Structured figure records:
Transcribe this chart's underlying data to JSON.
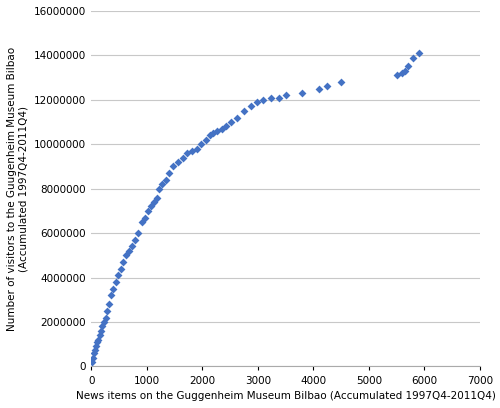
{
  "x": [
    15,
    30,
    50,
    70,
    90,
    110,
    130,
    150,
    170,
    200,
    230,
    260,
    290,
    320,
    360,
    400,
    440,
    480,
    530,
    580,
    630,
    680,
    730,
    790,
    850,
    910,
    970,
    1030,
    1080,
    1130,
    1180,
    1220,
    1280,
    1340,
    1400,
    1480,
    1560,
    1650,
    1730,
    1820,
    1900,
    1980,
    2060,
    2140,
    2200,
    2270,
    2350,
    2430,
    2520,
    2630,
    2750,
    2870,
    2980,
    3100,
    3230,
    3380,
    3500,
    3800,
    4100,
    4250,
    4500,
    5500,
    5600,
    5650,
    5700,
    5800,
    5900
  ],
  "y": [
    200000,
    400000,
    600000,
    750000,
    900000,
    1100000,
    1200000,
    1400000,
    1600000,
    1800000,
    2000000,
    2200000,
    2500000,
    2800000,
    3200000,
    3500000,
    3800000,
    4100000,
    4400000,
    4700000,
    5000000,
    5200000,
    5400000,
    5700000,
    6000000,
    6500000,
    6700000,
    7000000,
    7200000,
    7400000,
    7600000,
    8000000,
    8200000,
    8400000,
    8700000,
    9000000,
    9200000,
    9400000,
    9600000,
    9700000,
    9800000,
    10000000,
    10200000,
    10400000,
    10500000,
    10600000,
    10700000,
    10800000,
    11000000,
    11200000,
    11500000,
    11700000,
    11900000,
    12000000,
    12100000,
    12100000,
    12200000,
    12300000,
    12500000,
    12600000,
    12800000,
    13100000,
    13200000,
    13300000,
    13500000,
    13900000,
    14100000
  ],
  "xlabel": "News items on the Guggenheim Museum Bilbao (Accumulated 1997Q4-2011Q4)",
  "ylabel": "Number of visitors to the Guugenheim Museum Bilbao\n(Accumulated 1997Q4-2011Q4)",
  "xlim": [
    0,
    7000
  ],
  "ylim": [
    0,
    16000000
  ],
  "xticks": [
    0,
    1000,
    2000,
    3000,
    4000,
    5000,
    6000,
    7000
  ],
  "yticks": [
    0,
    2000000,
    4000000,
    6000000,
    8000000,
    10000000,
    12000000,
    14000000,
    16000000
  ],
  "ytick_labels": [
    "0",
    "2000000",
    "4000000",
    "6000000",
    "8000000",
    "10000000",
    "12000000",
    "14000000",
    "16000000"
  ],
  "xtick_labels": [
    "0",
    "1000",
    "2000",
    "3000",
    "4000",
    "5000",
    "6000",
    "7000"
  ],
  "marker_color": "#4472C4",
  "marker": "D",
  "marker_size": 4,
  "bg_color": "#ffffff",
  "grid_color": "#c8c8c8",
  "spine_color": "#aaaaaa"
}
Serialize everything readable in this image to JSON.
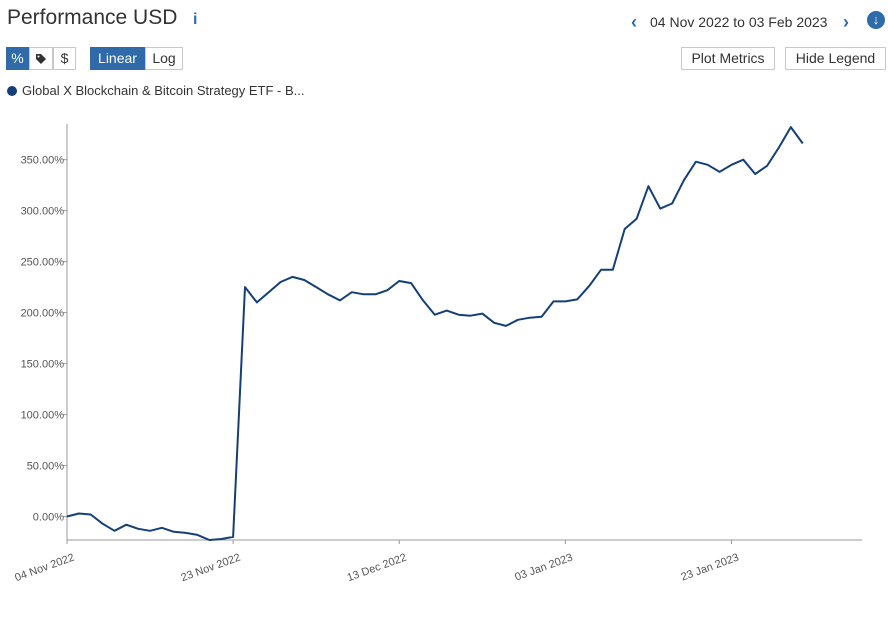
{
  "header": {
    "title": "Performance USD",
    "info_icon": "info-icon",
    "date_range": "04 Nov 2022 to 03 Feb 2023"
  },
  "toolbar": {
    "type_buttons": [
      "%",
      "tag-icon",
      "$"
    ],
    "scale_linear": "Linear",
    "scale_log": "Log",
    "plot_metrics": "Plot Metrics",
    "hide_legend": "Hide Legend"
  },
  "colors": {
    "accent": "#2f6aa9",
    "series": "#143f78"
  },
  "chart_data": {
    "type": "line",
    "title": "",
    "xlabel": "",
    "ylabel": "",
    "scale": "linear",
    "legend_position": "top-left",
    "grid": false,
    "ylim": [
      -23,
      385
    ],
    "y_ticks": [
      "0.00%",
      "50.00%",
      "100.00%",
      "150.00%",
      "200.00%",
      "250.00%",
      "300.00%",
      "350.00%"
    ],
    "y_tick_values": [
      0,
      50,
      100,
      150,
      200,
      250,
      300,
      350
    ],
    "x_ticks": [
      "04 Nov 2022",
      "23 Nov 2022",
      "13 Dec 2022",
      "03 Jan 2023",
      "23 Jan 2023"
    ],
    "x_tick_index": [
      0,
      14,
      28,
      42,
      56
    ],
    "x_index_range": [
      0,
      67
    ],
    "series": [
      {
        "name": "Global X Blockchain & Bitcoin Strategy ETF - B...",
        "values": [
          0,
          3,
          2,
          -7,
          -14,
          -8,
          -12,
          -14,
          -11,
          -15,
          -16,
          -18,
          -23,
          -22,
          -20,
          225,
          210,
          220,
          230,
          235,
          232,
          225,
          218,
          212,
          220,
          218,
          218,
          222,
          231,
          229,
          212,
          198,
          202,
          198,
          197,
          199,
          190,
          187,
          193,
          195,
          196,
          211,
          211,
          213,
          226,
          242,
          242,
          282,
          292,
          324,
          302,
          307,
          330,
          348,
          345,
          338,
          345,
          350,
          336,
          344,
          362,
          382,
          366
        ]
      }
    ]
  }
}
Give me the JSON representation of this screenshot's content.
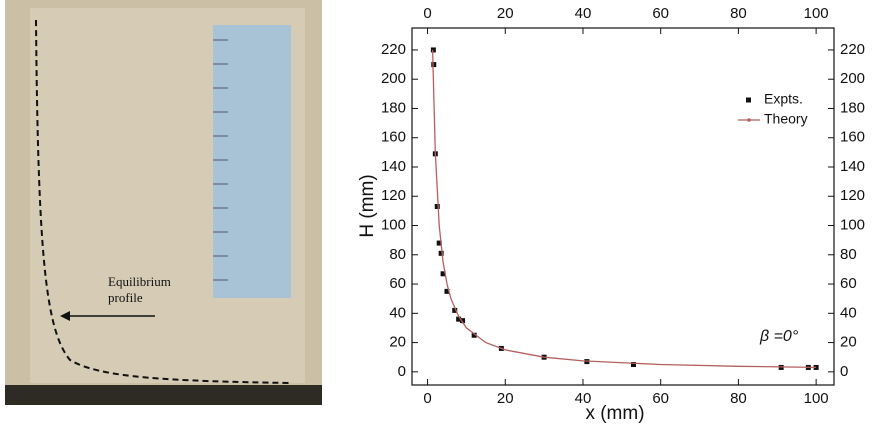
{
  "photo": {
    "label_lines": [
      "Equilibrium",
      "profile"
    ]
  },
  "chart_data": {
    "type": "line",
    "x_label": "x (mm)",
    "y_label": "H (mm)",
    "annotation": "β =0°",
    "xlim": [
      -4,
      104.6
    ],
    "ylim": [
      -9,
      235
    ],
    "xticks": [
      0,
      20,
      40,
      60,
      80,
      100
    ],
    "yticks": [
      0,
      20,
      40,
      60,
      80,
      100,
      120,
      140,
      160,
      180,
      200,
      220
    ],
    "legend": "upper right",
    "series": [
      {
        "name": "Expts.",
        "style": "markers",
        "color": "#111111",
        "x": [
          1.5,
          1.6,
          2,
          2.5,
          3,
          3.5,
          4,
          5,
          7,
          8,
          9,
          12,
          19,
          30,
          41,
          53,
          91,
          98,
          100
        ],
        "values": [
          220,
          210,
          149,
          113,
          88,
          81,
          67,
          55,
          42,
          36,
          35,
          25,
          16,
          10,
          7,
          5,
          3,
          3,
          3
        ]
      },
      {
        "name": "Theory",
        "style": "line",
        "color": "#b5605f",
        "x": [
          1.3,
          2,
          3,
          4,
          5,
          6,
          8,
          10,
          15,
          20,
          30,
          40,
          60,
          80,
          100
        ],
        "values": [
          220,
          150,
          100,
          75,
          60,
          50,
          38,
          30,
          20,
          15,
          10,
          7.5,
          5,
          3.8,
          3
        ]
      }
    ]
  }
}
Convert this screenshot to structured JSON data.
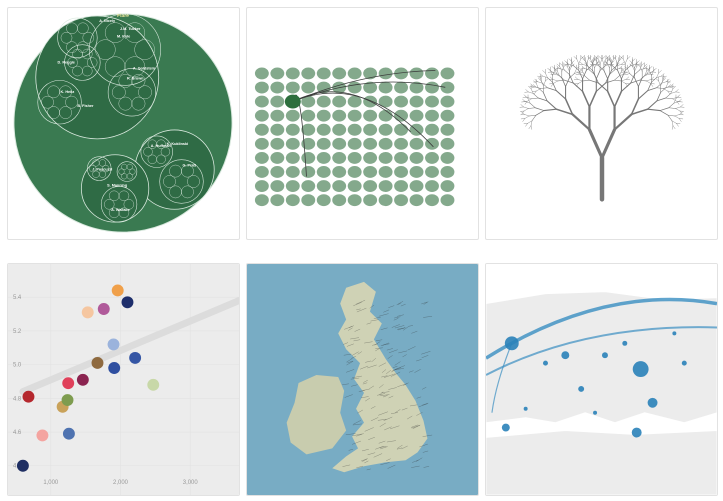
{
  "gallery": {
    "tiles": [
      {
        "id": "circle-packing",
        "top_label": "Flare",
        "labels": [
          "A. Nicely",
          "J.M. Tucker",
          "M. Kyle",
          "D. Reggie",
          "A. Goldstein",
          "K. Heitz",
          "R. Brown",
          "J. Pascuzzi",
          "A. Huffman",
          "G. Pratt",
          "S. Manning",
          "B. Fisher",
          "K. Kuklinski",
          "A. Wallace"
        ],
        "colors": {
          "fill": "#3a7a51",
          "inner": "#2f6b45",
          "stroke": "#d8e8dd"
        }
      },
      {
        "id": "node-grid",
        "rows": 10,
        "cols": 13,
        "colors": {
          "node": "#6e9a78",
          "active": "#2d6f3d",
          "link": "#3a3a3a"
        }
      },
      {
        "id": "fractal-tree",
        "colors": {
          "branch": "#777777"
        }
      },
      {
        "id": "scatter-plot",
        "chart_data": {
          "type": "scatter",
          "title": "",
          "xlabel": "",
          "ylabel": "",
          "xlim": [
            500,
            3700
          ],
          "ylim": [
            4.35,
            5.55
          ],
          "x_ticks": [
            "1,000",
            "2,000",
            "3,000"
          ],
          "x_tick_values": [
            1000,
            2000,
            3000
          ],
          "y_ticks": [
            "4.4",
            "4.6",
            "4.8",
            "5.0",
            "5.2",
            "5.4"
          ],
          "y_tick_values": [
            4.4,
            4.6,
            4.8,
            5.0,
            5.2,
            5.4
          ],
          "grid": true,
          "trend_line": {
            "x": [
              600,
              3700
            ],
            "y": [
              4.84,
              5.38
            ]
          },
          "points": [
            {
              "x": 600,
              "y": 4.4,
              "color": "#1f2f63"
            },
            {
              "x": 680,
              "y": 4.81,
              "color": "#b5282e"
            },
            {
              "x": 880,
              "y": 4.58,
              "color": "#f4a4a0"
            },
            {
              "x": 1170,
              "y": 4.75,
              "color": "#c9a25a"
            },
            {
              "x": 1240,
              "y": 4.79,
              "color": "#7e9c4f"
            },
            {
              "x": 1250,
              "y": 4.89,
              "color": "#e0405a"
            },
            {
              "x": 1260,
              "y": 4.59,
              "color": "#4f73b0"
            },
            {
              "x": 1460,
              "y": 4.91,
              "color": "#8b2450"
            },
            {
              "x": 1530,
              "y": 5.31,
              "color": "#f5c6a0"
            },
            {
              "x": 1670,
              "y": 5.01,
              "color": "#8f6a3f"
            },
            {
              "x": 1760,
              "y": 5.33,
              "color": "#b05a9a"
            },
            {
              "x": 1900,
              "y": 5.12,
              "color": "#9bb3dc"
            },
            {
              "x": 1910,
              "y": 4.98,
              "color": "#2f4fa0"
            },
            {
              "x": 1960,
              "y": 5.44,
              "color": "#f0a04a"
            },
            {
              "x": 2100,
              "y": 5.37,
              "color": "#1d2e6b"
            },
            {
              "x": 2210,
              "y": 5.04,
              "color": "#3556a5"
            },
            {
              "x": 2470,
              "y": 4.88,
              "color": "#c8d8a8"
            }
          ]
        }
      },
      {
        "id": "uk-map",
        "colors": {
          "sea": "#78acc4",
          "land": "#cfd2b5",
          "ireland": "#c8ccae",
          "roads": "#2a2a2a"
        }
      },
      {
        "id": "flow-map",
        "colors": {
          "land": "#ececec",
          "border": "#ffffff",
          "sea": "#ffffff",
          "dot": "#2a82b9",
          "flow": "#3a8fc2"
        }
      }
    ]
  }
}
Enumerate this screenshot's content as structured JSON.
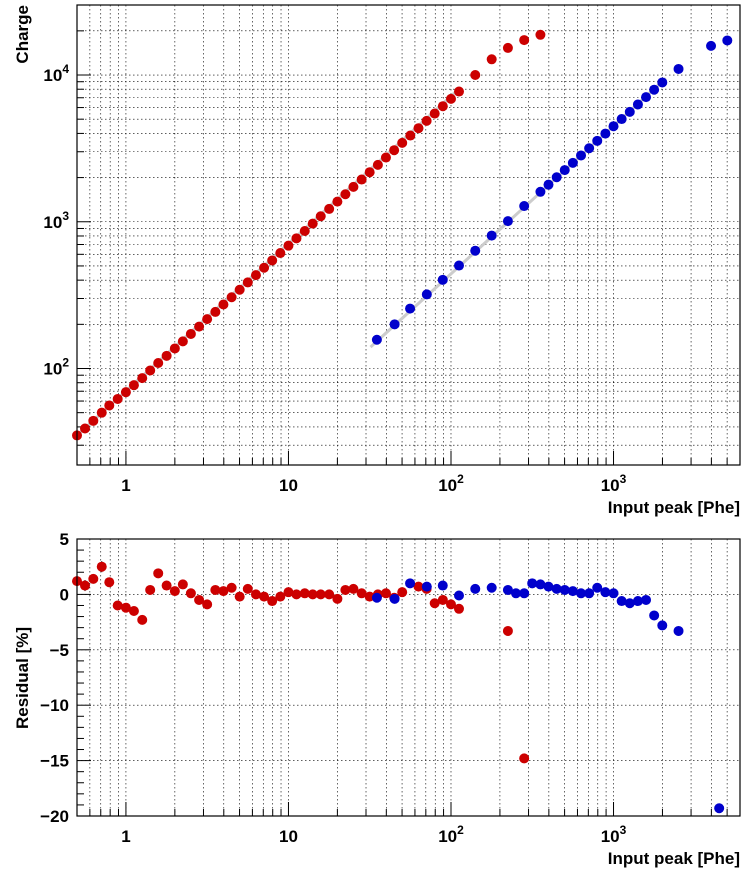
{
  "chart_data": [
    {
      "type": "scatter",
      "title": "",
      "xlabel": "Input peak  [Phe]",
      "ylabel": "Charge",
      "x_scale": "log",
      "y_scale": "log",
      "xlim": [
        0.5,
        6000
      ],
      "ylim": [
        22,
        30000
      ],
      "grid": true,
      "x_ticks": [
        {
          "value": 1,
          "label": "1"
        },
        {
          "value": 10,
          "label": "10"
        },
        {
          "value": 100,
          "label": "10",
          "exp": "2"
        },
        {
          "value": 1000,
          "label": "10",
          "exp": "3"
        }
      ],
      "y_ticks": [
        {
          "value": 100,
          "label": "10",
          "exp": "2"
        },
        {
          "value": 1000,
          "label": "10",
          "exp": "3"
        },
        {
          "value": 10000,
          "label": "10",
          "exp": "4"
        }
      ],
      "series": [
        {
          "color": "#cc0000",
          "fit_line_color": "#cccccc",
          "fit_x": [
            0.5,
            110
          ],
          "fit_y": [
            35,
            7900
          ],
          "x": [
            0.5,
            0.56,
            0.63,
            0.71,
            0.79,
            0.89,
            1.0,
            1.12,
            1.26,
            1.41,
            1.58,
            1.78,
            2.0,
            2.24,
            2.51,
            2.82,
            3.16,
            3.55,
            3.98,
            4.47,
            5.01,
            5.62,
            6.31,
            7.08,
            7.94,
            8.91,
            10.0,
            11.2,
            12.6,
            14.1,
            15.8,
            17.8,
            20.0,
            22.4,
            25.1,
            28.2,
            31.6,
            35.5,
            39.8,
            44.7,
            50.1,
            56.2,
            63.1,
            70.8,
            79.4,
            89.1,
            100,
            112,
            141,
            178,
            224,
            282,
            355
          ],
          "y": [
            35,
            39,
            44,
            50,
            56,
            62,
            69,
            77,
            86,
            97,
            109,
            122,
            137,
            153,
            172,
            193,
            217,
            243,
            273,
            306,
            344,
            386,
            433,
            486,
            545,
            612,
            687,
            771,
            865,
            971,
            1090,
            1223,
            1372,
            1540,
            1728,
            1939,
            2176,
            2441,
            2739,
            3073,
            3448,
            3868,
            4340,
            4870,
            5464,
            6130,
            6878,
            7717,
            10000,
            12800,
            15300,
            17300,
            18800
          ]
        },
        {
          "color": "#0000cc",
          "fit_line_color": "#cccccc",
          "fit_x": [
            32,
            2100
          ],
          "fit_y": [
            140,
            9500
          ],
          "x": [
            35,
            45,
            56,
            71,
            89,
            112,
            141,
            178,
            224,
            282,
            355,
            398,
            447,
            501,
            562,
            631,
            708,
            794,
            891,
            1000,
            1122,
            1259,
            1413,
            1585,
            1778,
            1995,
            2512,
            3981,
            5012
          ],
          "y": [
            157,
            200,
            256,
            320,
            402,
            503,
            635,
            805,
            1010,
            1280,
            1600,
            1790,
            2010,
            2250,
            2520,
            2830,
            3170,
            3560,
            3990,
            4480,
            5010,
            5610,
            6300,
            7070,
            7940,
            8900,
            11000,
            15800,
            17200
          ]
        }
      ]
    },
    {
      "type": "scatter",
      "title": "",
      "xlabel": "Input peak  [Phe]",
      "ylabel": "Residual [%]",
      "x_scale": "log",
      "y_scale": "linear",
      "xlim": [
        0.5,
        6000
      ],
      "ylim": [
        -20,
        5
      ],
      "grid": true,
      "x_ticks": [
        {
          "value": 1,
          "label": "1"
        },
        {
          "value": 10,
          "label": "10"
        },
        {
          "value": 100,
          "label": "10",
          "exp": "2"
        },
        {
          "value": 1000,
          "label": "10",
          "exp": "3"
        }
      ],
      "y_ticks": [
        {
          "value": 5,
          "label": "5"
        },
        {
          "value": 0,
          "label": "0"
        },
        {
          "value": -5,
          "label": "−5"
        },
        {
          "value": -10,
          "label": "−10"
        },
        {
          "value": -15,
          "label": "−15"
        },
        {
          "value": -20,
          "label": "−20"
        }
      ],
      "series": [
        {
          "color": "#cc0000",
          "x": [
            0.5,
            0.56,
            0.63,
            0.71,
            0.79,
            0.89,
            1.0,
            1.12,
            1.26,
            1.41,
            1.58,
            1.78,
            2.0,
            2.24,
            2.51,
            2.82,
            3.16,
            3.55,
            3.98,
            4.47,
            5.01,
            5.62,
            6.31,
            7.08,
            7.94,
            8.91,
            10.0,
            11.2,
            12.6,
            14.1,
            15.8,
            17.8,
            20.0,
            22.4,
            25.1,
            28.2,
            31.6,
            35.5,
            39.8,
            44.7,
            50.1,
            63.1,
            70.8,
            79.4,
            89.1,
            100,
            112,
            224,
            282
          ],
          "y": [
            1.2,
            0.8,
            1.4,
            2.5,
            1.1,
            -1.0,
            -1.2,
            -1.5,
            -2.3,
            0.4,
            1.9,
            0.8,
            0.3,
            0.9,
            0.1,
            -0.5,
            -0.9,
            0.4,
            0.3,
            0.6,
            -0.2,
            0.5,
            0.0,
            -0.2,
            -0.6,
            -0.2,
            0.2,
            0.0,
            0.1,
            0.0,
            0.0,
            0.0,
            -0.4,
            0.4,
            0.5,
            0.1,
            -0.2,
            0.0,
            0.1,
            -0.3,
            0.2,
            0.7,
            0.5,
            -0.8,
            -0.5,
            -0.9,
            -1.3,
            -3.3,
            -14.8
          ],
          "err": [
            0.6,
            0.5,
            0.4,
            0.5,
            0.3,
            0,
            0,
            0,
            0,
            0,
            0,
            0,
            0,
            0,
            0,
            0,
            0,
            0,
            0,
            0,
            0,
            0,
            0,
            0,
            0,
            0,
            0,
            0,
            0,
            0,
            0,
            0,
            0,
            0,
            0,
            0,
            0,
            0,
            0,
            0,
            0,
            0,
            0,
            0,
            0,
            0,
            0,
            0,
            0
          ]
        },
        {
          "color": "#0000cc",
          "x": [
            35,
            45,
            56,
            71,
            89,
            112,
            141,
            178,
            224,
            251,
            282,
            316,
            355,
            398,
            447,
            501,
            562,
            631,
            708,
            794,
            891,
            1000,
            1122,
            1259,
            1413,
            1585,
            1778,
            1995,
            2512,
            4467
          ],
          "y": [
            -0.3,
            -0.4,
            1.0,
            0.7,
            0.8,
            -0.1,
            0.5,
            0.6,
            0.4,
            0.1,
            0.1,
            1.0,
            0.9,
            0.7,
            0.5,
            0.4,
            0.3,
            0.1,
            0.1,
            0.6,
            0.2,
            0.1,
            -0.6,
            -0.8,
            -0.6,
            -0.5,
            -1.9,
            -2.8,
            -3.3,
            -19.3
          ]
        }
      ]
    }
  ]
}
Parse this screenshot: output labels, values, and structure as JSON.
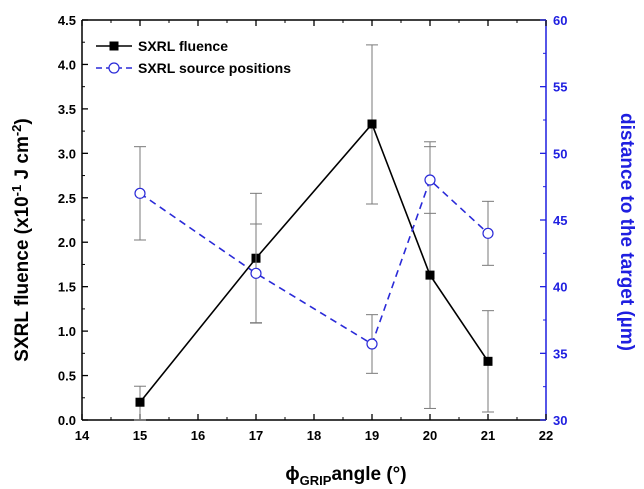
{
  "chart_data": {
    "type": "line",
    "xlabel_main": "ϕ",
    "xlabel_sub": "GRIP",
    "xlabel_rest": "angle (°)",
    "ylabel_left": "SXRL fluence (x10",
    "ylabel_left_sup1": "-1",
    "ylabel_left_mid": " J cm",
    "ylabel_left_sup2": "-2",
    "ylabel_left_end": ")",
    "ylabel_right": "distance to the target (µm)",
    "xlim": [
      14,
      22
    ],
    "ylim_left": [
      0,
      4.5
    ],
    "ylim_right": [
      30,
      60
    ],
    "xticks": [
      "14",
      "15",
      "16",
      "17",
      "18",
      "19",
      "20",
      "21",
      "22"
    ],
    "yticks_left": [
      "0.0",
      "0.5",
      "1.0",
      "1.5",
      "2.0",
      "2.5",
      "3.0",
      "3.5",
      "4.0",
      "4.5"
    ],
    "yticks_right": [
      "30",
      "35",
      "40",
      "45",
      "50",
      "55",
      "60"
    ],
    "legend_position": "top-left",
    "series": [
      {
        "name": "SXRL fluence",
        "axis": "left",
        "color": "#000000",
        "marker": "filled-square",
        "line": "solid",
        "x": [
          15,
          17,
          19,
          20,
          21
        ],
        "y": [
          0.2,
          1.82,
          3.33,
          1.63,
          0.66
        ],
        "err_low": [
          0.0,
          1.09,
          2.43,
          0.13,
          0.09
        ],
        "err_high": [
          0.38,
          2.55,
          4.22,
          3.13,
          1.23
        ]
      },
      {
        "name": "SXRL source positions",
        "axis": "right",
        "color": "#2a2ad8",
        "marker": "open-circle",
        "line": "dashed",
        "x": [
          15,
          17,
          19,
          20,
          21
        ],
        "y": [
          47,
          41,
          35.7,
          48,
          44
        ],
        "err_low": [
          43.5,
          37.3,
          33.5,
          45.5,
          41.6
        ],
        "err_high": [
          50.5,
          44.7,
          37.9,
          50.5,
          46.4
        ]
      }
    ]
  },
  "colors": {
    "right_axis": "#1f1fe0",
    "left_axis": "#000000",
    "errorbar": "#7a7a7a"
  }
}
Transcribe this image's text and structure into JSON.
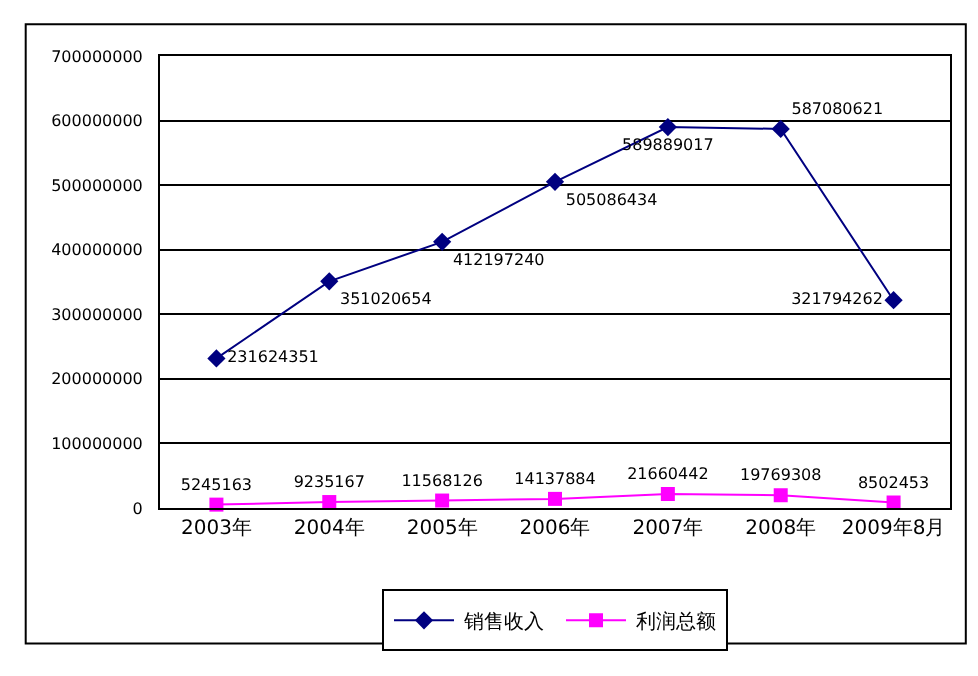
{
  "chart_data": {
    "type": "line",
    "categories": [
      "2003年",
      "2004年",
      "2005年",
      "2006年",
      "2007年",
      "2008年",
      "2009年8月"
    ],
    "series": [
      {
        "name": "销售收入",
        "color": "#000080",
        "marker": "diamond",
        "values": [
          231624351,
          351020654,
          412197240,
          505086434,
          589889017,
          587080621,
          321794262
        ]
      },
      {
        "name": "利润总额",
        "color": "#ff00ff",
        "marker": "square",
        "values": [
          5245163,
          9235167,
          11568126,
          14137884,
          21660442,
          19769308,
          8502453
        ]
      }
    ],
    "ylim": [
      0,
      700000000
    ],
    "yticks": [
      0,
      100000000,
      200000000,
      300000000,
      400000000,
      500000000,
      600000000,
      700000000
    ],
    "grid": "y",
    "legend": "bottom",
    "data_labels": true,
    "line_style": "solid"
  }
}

# [The problem]
Look for "SXRL" and pull out every line that has it.

# [Answer to this exercise]
    "ylabel_left": "SXRL fluence (x10",
        "name": "SXRL fluence",
        "name": "SXRL source positions",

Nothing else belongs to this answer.